→ INSTRUCTIONS FOR THE TASK:
Your answer should be one number: how many lines of the records hold the string "credit".

(Dataset entries on figures)

# # # # #

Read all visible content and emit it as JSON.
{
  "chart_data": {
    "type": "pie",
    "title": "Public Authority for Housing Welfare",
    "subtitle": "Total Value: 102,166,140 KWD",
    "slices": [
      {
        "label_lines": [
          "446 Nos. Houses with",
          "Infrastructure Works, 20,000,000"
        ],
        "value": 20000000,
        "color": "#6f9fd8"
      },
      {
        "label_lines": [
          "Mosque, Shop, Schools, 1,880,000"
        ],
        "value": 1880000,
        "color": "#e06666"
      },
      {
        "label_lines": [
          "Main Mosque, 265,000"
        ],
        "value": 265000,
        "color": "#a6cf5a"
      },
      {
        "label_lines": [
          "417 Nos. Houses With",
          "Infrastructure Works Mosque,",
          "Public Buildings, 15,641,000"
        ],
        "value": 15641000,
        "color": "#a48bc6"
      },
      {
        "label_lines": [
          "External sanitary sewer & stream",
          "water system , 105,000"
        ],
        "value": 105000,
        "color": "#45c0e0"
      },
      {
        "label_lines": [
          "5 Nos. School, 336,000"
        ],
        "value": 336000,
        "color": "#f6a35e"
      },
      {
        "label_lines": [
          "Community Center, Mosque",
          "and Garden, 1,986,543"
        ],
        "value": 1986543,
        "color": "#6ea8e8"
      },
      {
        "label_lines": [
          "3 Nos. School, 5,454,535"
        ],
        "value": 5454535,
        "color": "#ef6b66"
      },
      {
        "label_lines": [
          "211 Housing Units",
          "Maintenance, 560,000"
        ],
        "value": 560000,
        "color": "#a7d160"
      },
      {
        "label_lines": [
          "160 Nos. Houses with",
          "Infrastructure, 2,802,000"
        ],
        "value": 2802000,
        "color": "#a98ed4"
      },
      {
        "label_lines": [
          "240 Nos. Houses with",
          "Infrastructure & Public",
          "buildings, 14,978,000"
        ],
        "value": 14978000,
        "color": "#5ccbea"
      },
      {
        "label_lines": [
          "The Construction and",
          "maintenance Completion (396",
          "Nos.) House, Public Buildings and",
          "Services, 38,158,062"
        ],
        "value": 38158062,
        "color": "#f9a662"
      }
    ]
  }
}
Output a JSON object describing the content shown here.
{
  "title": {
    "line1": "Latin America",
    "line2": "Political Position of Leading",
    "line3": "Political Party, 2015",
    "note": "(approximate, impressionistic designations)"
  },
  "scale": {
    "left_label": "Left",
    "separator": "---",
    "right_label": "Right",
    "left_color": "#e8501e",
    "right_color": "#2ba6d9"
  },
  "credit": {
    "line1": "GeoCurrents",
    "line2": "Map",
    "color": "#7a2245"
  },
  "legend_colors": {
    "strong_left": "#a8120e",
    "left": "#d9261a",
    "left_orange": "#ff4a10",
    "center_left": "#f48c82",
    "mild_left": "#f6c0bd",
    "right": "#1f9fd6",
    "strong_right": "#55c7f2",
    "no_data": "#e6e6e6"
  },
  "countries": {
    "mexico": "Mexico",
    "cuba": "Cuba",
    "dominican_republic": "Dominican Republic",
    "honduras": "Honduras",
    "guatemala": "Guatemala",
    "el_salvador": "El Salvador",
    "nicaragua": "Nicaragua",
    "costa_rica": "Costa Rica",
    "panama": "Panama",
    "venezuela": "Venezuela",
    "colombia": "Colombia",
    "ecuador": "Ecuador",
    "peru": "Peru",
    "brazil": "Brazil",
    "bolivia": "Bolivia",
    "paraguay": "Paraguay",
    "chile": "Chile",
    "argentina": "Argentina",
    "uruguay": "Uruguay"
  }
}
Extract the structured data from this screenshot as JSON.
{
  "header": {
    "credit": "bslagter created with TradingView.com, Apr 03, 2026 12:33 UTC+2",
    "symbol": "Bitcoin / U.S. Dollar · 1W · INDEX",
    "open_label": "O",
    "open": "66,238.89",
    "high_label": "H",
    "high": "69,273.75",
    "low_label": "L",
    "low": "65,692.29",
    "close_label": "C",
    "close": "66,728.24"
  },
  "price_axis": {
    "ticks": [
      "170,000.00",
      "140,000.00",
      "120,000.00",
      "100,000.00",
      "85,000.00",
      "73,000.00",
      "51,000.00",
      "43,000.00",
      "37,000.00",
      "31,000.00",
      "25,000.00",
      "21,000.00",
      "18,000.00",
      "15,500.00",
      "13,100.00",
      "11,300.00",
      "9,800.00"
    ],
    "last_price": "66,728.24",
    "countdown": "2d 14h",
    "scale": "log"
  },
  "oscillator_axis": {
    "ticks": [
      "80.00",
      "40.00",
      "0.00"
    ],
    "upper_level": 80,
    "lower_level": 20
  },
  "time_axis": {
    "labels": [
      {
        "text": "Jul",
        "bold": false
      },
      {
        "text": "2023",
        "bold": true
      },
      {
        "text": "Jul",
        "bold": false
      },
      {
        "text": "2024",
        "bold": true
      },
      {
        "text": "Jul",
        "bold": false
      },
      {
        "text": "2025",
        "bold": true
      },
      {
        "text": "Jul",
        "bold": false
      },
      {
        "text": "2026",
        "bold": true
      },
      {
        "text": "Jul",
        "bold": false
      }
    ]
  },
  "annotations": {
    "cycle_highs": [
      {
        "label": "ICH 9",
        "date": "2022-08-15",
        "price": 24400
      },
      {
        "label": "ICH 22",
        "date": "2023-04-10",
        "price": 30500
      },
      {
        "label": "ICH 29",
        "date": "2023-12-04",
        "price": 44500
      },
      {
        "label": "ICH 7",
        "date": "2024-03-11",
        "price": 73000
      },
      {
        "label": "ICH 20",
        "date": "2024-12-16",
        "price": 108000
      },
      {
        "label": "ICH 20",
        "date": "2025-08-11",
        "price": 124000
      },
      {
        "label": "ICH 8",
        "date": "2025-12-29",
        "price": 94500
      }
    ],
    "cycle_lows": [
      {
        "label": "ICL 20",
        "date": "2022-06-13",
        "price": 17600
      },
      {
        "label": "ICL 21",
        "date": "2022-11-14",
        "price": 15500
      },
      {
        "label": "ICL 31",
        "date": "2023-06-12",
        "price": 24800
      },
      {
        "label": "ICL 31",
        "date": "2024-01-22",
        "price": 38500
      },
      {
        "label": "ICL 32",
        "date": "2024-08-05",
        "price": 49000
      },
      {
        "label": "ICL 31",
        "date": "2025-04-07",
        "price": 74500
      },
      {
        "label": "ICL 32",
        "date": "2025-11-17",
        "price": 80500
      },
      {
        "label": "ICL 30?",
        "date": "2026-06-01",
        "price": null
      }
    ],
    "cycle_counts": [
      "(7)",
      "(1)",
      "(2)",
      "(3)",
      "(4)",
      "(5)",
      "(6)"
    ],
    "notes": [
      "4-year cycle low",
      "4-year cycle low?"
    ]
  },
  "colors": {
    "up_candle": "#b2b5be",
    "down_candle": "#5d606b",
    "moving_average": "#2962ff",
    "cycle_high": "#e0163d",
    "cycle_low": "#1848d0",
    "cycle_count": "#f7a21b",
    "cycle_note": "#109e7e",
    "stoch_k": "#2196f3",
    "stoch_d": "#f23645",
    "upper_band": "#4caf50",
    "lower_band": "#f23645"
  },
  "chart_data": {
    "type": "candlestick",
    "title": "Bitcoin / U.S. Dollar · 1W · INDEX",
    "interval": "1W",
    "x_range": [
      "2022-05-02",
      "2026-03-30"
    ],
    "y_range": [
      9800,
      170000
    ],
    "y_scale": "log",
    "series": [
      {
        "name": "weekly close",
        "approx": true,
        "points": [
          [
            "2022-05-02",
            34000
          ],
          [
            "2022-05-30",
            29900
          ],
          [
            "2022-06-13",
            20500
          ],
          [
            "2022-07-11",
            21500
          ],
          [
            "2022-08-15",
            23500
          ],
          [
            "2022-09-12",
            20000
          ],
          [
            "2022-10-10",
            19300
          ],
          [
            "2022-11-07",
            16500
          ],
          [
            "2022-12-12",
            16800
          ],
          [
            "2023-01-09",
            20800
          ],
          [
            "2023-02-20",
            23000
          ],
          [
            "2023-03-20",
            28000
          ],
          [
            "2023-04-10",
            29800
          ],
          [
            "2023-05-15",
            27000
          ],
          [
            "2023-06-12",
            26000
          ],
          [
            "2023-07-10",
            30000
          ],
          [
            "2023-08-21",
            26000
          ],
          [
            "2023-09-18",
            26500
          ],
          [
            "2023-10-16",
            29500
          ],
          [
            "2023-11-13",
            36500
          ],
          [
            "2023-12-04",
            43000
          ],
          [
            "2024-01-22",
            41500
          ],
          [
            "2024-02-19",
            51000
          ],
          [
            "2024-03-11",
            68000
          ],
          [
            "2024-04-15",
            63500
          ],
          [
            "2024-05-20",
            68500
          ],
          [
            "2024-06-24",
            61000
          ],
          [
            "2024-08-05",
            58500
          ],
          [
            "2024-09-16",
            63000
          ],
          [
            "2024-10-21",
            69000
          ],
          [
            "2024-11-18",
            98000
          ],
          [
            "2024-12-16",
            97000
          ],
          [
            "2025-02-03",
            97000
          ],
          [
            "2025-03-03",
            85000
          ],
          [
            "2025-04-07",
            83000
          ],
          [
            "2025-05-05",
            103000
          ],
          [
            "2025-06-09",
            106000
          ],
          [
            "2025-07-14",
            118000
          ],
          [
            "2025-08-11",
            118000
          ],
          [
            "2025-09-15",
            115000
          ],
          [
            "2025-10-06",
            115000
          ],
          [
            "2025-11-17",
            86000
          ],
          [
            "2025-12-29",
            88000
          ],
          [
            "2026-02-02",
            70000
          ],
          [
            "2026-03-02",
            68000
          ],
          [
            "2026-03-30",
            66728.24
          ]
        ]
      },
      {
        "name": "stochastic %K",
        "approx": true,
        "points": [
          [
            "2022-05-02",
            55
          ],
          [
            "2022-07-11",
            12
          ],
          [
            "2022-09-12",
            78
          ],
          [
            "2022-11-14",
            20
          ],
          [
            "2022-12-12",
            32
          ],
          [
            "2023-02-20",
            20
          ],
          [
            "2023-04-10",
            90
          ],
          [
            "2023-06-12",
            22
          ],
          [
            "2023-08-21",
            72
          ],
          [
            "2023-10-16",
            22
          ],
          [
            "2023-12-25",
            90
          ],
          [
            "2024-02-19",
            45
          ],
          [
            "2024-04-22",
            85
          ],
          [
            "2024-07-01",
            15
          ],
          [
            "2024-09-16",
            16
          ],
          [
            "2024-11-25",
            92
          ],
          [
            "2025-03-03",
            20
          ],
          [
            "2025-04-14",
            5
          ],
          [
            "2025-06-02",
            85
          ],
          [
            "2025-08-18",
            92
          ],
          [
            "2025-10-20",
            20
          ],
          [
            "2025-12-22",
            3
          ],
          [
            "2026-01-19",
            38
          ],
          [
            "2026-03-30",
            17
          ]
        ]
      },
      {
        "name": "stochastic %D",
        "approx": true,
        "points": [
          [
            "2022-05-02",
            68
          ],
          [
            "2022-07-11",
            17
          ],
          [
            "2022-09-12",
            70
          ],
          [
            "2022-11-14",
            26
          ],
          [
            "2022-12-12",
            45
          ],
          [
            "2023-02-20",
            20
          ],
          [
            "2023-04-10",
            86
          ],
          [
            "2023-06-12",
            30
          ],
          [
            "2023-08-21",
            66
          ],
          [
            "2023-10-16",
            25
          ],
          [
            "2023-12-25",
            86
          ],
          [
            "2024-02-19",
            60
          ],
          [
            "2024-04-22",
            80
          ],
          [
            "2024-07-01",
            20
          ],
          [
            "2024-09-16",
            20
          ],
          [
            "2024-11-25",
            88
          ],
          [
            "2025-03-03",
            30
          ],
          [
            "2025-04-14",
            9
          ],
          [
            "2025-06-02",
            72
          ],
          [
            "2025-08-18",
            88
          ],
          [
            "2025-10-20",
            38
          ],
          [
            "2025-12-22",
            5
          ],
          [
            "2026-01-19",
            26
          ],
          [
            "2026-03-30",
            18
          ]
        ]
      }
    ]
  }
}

# # # # #

→ RESULT FOR THIS TASK:
2